(Figure content listings)
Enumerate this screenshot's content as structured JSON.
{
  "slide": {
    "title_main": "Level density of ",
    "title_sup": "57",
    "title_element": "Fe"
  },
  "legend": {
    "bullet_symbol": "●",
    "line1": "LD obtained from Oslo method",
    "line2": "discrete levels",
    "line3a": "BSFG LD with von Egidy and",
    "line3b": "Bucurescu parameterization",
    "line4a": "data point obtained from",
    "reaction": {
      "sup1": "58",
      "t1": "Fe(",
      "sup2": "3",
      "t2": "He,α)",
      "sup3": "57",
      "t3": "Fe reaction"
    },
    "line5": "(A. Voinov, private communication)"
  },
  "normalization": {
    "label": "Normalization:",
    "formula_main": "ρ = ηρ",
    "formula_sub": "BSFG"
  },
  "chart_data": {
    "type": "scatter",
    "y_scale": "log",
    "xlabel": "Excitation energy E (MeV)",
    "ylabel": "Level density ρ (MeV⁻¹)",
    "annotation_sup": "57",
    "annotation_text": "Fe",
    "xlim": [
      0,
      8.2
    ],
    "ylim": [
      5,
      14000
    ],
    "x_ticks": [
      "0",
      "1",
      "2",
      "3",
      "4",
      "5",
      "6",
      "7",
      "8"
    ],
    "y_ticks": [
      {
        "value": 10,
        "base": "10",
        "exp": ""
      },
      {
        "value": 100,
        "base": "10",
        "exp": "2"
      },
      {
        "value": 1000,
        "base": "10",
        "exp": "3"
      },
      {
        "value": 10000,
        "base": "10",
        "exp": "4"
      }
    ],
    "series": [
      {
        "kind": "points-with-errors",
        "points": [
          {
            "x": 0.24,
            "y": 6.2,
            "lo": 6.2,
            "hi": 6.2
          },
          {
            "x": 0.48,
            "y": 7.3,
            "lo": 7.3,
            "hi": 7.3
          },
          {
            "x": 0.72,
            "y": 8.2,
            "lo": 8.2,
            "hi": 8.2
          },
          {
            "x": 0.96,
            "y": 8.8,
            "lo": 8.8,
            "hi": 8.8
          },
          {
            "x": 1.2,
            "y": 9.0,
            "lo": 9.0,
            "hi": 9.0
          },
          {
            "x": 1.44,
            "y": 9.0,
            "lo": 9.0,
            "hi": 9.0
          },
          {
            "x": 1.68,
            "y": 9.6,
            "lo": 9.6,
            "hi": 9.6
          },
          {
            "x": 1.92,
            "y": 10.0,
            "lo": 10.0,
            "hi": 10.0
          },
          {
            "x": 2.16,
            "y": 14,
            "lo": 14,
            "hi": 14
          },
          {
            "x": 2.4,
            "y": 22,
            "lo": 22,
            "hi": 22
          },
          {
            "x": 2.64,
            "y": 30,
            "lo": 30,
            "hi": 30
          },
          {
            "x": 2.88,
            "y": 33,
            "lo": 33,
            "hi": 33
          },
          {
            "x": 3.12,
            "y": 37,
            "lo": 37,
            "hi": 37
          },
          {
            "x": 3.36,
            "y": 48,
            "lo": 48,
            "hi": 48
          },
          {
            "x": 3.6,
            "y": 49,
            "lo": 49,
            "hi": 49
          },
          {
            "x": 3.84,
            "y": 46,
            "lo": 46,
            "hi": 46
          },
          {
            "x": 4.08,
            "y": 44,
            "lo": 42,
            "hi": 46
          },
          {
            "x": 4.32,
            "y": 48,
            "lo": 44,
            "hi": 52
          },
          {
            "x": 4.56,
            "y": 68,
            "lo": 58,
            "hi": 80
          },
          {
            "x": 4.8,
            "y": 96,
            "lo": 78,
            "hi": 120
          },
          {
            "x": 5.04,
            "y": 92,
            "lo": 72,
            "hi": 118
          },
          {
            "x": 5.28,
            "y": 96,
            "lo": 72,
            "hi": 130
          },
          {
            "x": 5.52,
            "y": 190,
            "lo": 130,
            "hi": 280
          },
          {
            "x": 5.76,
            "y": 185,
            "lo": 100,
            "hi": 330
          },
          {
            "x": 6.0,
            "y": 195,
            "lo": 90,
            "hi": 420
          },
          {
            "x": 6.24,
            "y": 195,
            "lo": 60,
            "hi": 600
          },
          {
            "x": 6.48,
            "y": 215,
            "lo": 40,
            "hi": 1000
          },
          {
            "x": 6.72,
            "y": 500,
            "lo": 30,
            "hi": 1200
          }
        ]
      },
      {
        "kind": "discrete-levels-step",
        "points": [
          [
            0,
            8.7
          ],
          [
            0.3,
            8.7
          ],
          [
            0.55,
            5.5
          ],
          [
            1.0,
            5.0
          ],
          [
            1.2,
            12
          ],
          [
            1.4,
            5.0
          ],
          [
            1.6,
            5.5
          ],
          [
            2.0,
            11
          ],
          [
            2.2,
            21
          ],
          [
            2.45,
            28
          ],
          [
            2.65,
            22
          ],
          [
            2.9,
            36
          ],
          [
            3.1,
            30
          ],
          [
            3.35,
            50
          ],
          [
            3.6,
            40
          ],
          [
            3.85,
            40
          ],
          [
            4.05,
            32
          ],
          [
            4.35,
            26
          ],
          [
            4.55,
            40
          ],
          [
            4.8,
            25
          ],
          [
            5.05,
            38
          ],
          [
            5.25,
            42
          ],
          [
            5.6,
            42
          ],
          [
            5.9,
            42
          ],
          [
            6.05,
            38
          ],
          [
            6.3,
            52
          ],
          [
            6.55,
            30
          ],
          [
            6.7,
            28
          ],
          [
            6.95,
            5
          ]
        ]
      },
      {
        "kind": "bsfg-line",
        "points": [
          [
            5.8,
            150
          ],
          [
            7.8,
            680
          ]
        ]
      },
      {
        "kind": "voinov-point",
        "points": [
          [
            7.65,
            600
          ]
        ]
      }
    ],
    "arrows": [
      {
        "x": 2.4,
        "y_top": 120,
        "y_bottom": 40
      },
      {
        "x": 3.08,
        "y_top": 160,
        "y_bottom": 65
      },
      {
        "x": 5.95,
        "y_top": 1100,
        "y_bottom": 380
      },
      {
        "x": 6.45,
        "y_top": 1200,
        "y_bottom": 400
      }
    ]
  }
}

== Goal of the exercise ==
Of the lines in the data above, how many contain the word "obtained"? Give only that figure.

== Correct result ==
2